— begin Data shown —

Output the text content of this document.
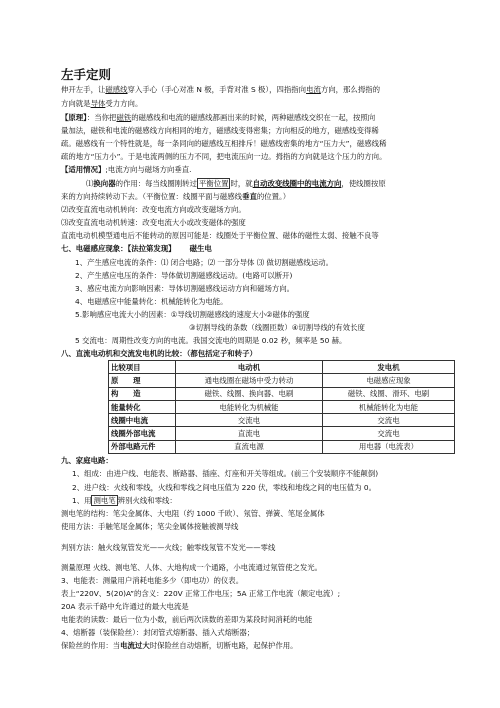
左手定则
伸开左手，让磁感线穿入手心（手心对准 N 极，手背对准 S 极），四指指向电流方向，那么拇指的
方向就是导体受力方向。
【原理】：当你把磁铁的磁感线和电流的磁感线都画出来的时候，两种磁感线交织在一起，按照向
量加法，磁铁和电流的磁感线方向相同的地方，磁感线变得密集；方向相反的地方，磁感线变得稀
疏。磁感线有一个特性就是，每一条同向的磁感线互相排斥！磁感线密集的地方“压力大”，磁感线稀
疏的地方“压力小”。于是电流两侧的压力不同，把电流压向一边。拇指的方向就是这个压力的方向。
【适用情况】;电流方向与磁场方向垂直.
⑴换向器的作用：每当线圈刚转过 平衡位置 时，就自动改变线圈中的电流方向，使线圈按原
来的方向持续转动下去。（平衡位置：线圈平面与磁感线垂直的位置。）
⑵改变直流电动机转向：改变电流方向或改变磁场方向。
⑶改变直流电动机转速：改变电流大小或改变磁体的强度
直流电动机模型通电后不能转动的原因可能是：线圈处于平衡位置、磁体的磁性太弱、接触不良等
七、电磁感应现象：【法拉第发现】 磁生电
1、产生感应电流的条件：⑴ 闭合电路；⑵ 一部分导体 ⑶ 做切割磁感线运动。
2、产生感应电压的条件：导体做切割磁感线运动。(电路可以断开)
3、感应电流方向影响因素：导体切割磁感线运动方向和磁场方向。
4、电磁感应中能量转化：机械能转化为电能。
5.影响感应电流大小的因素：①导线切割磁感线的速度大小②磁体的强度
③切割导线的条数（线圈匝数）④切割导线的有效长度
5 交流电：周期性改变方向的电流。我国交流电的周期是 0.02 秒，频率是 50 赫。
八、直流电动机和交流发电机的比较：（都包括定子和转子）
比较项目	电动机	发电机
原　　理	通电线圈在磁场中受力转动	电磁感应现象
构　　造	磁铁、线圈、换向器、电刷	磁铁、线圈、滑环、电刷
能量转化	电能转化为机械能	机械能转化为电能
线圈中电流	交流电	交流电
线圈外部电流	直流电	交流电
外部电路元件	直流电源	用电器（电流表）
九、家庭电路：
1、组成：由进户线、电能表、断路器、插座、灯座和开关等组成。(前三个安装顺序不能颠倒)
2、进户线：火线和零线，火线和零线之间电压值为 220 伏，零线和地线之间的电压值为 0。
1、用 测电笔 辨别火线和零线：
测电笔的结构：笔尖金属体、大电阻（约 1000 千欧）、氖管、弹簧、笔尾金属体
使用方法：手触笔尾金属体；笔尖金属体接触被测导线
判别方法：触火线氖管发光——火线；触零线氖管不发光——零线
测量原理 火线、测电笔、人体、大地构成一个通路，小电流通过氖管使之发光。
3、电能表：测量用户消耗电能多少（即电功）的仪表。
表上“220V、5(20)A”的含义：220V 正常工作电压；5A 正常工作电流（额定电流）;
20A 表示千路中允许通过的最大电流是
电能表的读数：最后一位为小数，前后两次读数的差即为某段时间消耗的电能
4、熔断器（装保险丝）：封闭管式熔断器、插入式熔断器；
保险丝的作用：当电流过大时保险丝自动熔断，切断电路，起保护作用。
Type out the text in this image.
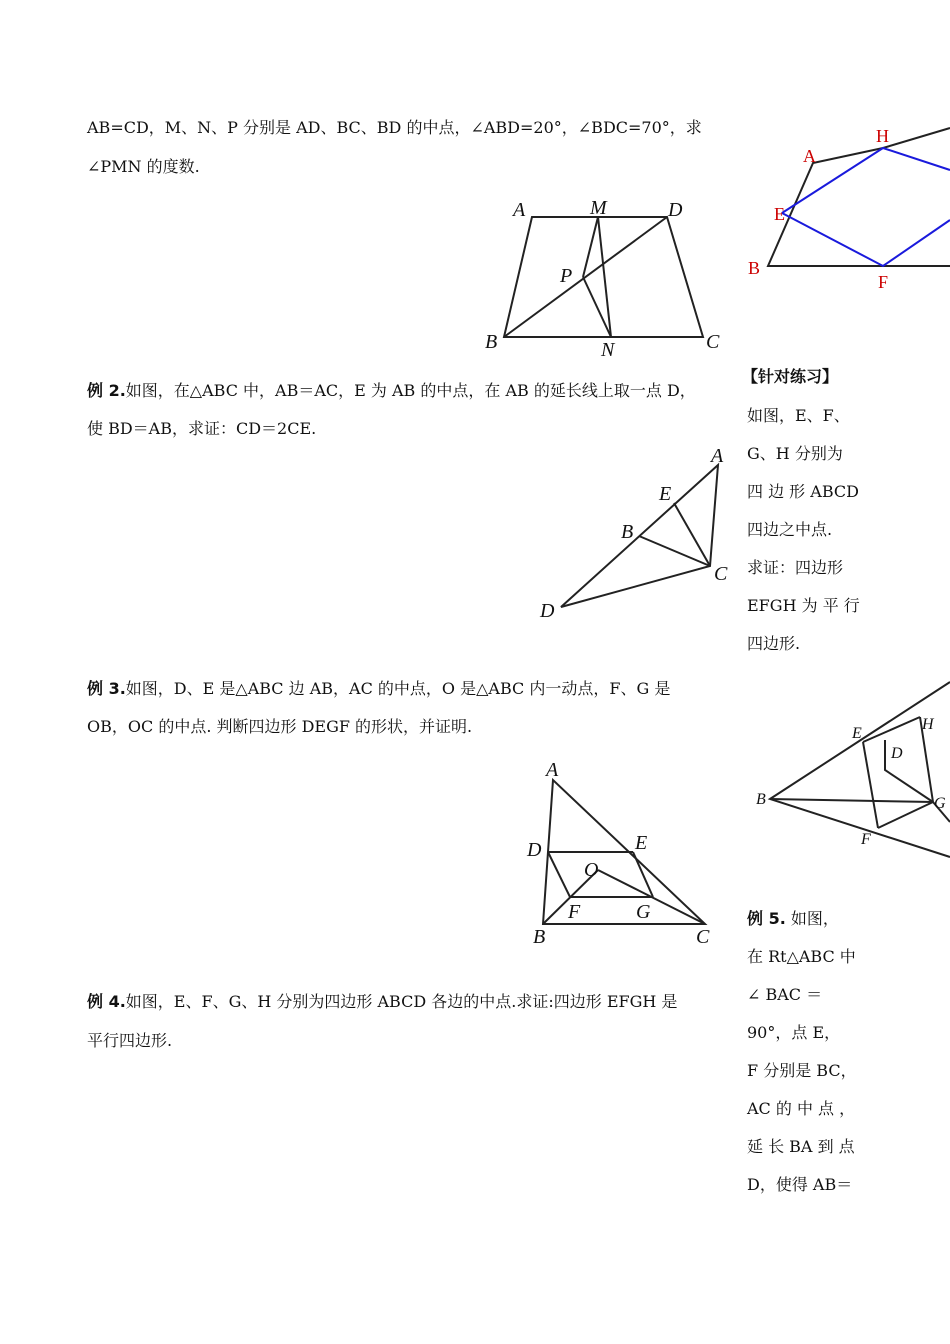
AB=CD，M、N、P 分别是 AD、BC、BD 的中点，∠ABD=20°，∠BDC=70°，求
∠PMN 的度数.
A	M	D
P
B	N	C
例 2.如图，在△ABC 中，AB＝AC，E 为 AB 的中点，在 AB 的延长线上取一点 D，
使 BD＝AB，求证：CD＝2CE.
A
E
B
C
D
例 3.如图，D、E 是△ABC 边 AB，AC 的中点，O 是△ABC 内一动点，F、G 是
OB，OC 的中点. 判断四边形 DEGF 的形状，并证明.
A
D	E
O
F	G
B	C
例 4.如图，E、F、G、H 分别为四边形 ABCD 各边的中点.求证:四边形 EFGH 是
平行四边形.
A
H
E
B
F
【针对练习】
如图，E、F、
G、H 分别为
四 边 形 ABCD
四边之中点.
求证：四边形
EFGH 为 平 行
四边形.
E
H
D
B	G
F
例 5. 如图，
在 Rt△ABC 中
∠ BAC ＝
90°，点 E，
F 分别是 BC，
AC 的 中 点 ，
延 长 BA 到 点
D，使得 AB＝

— end Data shown —

Return each line in the records that holds the string "机械能转化为电能".

4、电磁感应中能量转化：机械能转化为电能。
能量转化	电能转化为机械能	机械能转化为电能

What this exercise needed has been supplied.